# Start of INFORMATION SUPPLIED

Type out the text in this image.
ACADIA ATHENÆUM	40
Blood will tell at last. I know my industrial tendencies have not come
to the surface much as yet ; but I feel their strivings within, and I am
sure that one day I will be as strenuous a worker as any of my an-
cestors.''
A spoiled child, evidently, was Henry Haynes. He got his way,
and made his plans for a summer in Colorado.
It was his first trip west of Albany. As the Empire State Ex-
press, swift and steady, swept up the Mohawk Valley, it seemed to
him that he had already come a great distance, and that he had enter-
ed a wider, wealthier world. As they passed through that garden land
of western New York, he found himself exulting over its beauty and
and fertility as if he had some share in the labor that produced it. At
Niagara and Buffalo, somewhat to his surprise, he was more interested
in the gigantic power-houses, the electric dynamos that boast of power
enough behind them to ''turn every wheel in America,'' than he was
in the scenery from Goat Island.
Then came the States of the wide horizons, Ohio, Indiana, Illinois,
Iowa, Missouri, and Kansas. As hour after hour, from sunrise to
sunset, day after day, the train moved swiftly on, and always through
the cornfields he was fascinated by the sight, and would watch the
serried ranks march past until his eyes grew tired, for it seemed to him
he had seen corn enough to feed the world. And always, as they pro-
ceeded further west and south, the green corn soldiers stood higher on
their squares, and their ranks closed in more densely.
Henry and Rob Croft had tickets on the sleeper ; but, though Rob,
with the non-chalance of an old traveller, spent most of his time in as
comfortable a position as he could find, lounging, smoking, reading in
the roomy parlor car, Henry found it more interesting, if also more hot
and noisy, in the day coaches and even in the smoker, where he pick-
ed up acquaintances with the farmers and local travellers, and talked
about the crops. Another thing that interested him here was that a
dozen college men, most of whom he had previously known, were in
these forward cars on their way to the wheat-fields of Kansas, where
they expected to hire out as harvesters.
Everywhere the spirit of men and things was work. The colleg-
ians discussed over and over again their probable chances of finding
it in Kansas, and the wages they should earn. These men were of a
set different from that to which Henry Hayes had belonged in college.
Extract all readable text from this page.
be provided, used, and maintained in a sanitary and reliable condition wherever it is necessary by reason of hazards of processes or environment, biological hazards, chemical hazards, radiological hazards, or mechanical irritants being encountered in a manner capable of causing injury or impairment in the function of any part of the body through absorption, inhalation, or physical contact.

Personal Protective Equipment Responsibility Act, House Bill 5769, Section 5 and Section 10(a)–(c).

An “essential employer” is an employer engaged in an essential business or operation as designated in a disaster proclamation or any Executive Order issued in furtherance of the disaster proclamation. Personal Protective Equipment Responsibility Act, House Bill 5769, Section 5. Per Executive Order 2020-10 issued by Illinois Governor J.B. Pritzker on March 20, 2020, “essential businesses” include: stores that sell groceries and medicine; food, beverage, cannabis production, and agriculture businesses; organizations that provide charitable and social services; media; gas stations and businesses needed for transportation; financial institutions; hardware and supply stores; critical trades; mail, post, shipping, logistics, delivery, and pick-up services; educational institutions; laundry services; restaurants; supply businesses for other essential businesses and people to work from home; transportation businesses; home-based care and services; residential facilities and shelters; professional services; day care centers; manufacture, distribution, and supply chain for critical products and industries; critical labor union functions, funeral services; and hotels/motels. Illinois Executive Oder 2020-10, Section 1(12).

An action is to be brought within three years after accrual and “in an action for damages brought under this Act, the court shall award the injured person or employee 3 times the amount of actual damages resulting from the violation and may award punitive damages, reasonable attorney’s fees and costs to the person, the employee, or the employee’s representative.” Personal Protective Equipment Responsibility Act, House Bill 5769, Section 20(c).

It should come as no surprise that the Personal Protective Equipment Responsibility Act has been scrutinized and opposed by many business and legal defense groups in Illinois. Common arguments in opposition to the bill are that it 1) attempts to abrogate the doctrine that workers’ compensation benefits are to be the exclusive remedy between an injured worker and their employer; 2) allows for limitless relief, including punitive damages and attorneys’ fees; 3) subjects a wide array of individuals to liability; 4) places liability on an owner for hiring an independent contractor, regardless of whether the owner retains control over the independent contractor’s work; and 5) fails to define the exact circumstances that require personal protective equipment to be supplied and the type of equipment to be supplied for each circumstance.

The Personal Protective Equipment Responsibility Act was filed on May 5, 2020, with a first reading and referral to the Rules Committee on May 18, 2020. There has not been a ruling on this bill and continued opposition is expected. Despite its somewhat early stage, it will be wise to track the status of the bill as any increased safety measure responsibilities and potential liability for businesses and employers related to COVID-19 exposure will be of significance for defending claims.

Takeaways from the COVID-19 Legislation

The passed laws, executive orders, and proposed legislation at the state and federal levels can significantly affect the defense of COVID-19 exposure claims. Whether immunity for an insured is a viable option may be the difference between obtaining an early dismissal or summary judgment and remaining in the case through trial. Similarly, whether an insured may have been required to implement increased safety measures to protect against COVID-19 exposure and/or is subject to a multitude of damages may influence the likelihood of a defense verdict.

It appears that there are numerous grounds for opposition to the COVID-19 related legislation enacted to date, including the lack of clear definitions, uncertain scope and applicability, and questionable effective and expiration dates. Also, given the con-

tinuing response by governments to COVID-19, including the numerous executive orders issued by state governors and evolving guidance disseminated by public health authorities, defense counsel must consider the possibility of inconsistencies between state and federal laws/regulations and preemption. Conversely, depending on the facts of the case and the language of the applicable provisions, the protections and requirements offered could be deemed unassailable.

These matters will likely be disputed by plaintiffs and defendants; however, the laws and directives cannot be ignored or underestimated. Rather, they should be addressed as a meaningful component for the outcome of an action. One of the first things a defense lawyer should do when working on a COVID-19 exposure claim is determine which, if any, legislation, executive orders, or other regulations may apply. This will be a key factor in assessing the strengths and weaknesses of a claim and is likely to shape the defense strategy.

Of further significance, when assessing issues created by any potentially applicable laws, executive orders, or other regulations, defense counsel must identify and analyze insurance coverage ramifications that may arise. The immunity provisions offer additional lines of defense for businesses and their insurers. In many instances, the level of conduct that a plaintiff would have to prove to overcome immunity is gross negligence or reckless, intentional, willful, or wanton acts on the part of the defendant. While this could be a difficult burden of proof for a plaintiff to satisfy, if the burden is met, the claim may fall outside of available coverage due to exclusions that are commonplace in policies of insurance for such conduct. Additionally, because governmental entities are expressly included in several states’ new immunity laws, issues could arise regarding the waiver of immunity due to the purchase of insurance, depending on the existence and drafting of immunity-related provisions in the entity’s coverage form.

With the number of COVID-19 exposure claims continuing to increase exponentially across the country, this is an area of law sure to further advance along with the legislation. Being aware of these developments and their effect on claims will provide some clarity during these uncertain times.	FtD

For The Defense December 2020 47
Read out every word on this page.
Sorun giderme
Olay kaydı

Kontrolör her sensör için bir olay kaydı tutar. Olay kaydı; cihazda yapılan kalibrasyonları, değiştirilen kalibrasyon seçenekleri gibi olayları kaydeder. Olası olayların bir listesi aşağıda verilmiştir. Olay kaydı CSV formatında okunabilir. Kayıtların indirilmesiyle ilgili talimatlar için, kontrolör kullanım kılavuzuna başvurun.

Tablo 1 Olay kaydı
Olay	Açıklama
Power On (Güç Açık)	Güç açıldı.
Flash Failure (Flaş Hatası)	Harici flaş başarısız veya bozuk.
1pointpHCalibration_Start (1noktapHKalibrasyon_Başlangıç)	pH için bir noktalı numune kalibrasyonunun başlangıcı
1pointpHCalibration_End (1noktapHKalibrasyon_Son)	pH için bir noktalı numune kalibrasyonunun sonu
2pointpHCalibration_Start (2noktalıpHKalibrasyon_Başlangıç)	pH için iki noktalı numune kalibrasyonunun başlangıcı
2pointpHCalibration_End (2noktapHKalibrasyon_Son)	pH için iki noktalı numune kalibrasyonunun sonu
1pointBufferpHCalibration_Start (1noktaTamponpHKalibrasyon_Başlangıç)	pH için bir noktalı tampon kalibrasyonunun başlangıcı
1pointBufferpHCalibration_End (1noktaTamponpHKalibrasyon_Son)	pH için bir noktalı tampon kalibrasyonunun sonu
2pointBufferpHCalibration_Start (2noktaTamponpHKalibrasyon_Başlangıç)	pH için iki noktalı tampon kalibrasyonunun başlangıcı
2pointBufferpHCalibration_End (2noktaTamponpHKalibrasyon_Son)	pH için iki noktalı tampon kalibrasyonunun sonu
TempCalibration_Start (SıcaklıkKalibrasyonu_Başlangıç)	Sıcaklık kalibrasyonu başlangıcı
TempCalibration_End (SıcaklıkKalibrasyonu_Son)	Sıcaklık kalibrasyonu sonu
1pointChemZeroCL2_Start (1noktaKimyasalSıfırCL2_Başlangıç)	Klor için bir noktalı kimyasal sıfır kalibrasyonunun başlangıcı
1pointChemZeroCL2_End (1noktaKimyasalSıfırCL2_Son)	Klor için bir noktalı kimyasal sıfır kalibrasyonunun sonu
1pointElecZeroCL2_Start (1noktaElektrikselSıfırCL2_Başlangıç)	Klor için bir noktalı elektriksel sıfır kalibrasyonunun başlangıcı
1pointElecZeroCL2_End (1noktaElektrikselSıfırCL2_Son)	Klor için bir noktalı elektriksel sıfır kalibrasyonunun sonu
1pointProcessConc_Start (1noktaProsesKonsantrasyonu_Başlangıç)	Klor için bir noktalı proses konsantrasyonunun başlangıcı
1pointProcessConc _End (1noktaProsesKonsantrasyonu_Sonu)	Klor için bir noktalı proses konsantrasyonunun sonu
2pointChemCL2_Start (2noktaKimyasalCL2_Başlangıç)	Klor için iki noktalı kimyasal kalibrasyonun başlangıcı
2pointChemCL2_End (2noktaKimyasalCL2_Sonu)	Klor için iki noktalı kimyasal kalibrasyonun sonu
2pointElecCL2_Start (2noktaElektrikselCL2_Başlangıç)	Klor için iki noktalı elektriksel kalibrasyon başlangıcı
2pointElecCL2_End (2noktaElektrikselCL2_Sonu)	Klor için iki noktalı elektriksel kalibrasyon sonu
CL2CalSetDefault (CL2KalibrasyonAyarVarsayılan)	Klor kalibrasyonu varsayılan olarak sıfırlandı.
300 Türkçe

# End of INFORMATION SUPPLIED

Scan the material above. Copy each line that holds the word "proses".

# WRITTEN RESPONSE
1pointProcessConc_Start (1noktaProsesKonsantrasyonu_Başlangıç)	Klor için bir noktalı proses konsantrasyonunun başlangıcı
1pointProcessConc _End (1noktaProsesKonsantrasyonu_Sonu)	Klor için bir noktalı proses konsantrasyonunun sonu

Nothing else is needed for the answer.